### What is required
Narrow the data below down to the lines containing "抄送机关".
begin Task inputs
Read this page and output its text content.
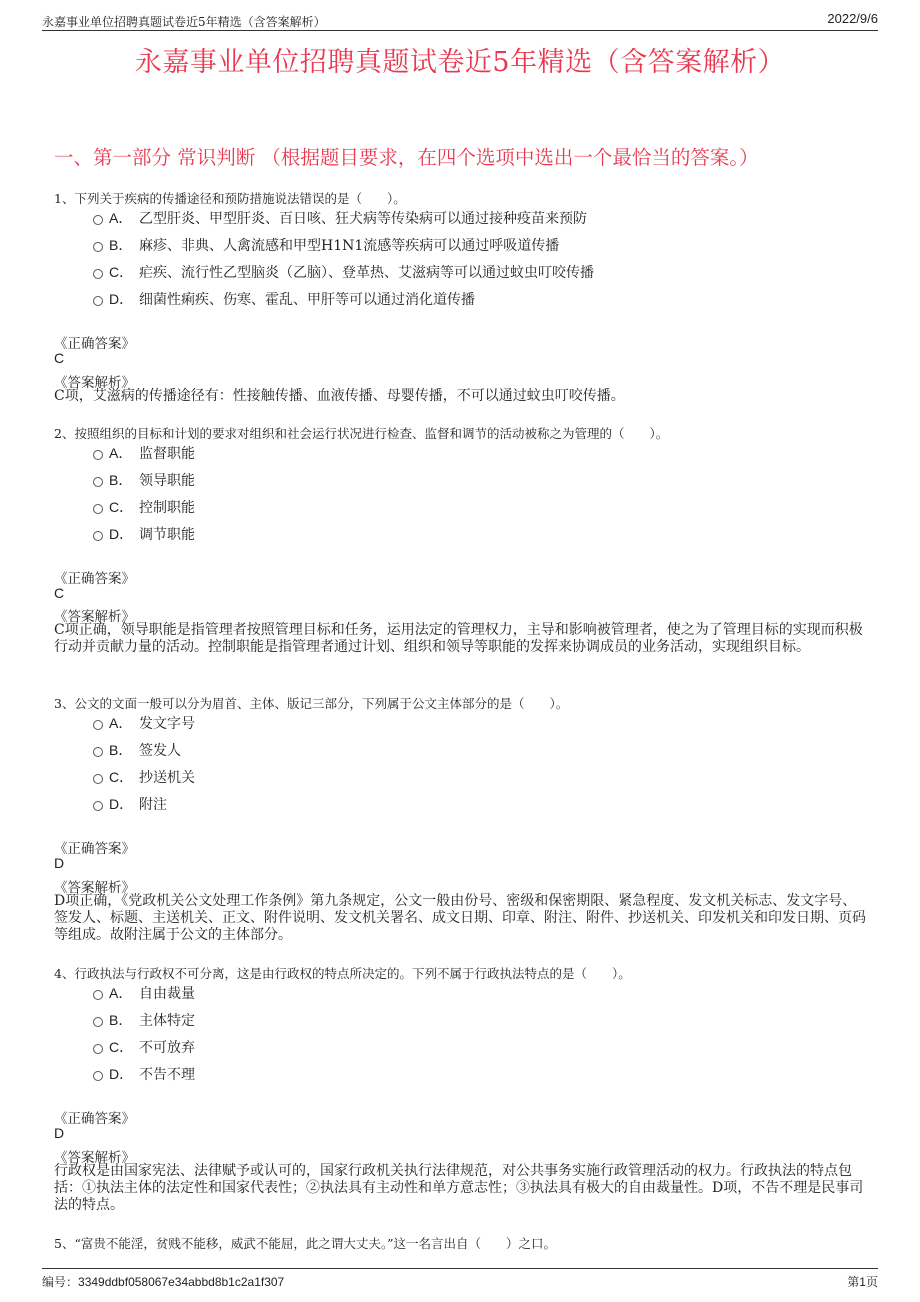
永嘉事业单位招聘真题试卷近5年精选（含答案解析）	2022/9/6
永嘉事业单位招聘真题试卷近5年精选（含答案解析）
一、第一部分 常识判断 （根据题目要求，在四个选项中选出一个最恰当的答案。）
1、下列关于疾病的传播途径和预防措施说法错误的是（　　）。
A． 乙型肝炎、甲型肝炎、百日咳、狂犬病等传染病可以通过接种疫苗来预防
B． 麻疹、非典、人禽流感和甲型H1N1流感等疾病可以通过呼吸道传播
C． 疟疾、流行性乙型脑炎（乙脑）、登革热、艾滋病等可以通过蚊虫叮咬传播
D． 细菌性痢疾、伤寒、霍乱、甲肝等可以通过消化道传播
《正确答案》
C
《答案解析》
C项，艾滋病的传播途径有：性接触传播、血液传播、母婴传播，不可以通过蚊虫叮咬传播。
2、按照组织的目标和计划的要求对组织和社会运行状况进行检查、监督和调节的活动被称之为管理的（　　）。
A． 监督职能
B． 领导职能
C． 控制职能
D． 调节职能
《正确答案》
C
《答案解析》
C项正确，领导职能是指管理者按照管理目标和任务，运用法定的管理权力，主导和影响被管理者，使之为了管理目标的实现而积极行动并贡献力量的活动。控制职能是指管理者通过计划、组织和领导等职能的发挥来协调成员的业务活动，实现组织目标。
3、公文的文面一般可以分为眉首、主体、版记三部分，下列属于公文主体部分的是（　　）。
A． 发文字号
B． 签发人
C． 抄送机关
D． 附注
《正确答案》
D
《答案解析》
D项正确，《党政机关公文处理工作条例》第九条规定，公文一般由份号、密级和保密期限、紧急程度、发文机关标志、发文字号、签发人、标题、主送机关、正文、附件说明、发文机关署名、成文日期、印章、附注、附件、抄送机关、印发机关和印发日期、页码等组成。故附注属于公文的主体部分。
4、行政执法与行政权不可分离，这是由行政权的特点所决定的。下列不属于行政执法特点的是（　　）。
A． 自由裁量
B． 主体特定
C． 不可放弃
D． 不告不理
《正确答案》
D
《答案解析》
行政权是由国家宪法、法律赋予或认可的，国家行政机关执行法律规范，对公共事务实施行政管理活动的权力。行政执法的特点包括：①执法主体的法定性和国家代表性；②执法具有主动性和单方意志性；③执法具有极大的自由裁量性。D项，不告不理是民事司法的特点。
5、“富贵不能淫，贫贱不能移，威武不能屈，此之谓大丈夫。”这一名言出自（　　）之口。
编号：3349ddbf058067e34abbd8b1c2a1f307	第1页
end Task inputs
### Complete output
C． 抄送机关
D项正确，《党政机关公文处理工作条例》第九条规定，公文一般由份号、密级和保密期限、紧急程度、发文机关标志、发文字号、签发人、标题、主送机关、正文、附件说明、发文机关署名、成文日期、印章、附注、附件、抄送机关、印发机关和印发日期、页码等组成。故附注属于公文的主体部分。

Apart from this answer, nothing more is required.